[Data records]

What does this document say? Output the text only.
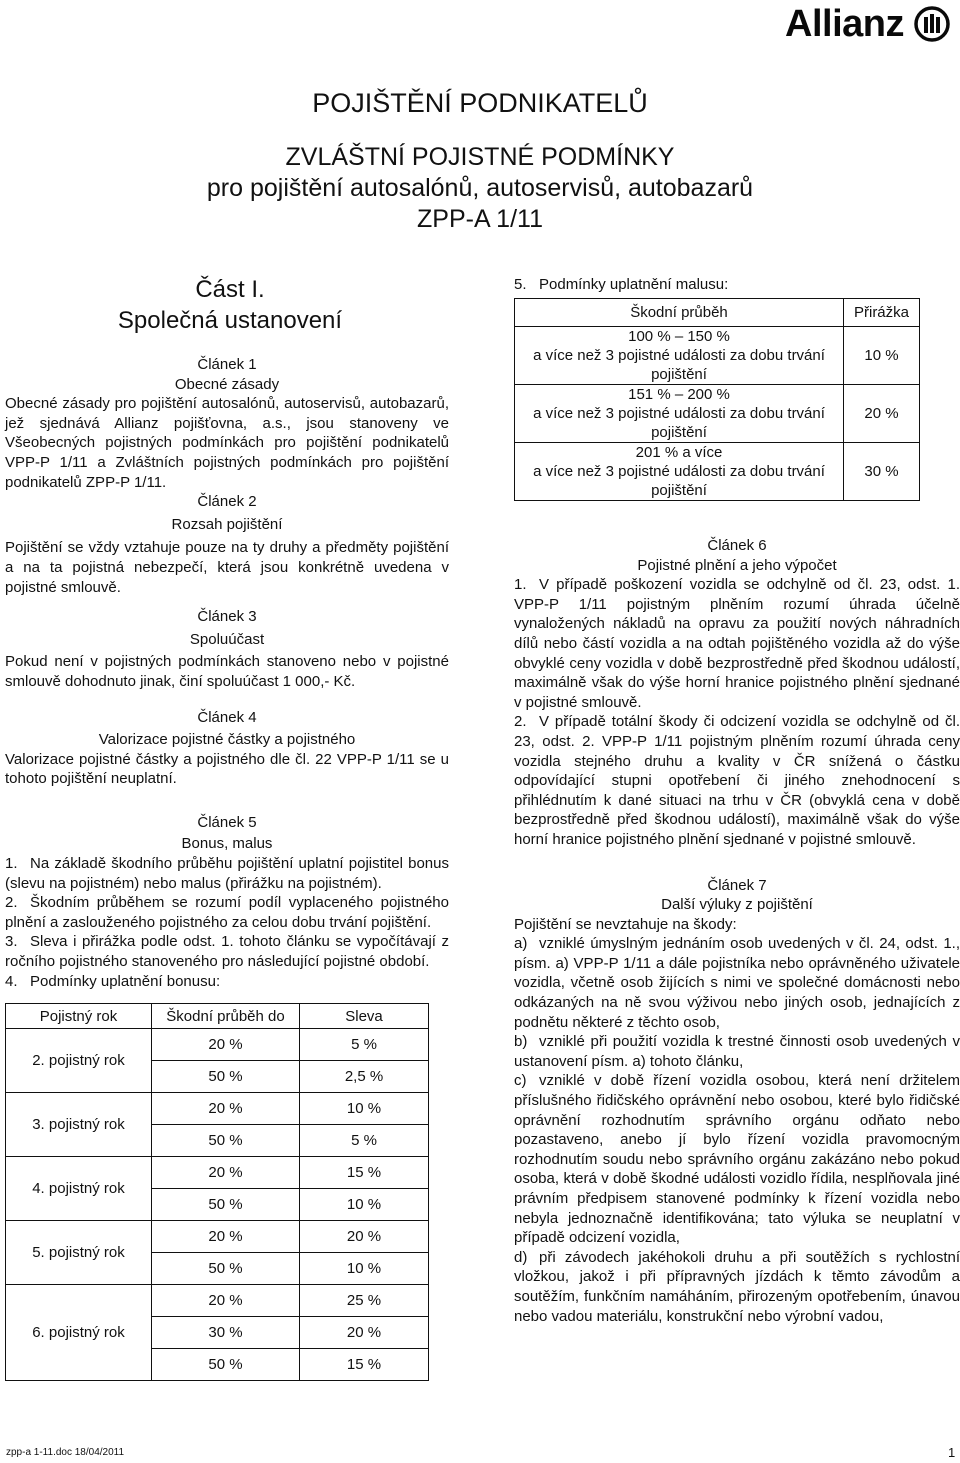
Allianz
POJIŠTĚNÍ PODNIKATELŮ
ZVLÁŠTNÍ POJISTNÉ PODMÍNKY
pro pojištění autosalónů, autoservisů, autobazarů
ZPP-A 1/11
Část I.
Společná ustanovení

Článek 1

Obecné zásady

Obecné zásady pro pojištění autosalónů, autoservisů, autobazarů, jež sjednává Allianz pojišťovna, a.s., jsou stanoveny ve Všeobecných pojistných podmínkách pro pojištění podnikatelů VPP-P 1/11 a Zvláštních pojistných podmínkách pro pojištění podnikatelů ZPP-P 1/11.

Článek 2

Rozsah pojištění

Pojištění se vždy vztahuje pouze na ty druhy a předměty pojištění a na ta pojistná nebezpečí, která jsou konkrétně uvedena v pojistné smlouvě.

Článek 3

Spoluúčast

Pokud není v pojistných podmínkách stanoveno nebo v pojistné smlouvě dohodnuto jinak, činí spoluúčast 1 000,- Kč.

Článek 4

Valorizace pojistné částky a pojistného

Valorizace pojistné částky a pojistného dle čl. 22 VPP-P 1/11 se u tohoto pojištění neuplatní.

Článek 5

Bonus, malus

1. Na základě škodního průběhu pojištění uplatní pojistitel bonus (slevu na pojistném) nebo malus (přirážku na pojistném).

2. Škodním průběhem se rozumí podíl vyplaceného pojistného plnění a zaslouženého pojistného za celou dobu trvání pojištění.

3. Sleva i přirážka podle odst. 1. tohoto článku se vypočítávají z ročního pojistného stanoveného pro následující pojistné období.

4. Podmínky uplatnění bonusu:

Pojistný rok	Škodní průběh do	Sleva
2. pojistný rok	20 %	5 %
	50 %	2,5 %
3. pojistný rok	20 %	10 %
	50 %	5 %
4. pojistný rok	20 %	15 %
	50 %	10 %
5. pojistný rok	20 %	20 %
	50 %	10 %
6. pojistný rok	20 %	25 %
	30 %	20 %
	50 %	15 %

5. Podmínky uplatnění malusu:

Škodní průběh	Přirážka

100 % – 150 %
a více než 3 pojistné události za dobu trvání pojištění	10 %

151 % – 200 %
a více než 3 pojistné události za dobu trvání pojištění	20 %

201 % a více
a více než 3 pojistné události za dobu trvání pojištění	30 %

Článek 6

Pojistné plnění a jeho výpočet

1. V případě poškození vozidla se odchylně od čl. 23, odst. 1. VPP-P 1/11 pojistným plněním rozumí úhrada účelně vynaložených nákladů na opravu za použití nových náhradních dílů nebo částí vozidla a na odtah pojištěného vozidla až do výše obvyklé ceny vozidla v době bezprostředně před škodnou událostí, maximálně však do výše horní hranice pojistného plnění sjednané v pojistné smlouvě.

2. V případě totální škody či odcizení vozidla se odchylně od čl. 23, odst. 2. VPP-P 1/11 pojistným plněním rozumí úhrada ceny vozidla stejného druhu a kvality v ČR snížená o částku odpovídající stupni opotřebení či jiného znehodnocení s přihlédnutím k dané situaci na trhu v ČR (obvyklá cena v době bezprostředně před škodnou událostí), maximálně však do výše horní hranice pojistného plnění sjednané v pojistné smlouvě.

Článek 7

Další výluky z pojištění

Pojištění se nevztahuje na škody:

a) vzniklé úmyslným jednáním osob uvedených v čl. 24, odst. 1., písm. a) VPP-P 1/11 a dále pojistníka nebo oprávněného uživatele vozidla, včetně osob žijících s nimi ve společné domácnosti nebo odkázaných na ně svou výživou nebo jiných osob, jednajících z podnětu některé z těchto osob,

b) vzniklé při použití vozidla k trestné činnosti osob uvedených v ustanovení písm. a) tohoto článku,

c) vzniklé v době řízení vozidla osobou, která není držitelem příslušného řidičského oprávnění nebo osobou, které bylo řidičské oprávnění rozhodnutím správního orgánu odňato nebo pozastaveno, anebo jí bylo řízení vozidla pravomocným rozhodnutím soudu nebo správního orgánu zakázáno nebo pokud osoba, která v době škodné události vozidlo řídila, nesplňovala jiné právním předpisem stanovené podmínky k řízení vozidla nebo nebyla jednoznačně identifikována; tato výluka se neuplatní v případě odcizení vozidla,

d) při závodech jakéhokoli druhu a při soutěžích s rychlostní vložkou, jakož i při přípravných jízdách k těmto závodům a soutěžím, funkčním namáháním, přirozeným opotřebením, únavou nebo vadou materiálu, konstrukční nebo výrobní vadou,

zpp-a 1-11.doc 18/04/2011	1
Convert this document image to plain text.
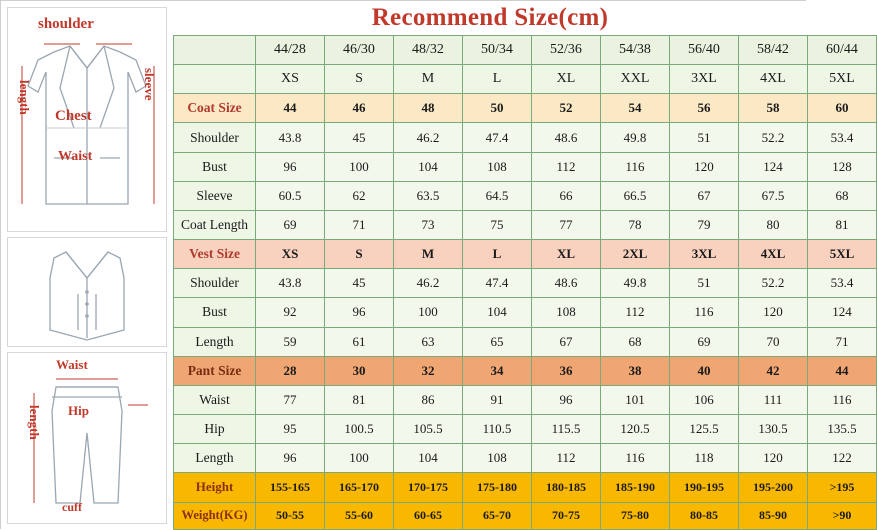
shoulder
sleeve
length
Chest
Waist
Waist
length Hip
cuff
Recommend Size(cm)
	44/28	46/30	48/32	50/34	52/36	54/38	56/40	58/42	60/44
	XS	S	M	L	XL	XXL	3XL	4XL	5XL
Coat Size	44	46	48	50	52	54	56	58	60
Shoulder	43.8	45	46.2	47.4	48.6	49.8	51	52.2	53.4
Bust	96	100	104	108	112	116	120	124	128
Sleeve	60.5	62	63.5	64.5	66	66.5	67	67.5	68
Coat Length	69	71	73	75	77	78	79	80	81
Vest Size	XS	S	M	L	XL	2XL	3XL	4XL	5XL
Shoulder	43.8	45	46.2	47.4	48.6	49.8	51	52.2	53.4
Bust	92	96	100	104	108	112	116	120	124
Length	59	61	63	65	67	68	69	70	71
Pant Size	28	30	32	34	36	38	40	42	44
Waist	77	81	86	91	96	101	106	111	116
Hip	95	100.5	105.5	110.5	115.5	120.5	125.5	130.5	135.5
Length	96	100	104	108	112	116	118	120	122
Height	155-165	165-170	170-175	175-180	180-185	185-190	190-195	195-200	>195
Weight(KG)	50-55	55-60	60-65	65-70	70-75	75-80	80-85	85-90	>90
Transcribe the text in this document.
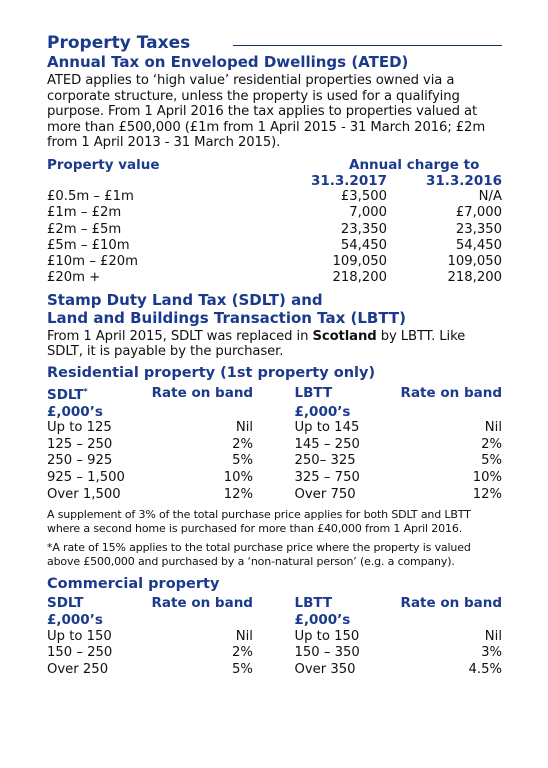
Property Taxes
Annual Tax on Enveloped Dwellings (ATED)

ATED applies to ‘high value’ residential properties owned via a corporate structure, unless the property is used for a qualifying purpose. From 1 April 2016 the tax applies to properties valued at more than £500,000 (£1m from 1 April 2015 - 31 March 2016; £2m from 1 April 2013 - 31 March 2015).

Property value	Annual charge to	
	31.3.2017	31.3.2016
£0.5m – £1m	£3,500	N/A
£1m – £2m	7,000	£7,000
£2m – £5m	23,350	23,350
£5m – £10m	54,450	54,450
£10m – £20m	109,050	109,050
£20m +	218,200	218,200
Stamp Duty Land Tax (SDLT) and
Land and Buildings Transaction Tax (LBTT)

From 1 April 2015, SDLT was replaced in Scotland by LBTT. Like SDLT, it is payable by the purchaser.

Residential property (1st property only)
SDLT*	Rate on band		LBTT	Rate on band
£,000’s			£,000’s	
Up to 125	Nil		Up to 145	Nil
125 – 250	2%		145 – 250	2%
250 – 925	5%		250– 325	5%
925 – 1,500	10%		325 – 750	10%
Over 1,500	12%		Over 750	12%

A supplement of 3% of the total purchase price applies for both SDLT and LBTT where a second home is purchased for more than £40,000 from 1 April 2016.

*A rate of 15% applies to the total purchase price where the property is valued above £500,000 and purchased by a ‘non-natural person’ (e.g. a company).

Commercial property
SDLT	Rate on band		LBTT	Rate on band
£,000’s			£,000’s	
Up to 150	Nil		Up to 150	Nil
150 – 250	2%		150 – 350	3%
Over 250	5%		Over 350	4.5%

* What this task involves
Each line in the entries above that includes the string "Sleva" should be extracted.

* Correct result
3. Sleva i přirážka podle odst. 1. tohoto článku se vypočítávají z ročního pojistného stanoveného pro následující pojistné období.
Pojistný rok	Škodní průběh do	Sleva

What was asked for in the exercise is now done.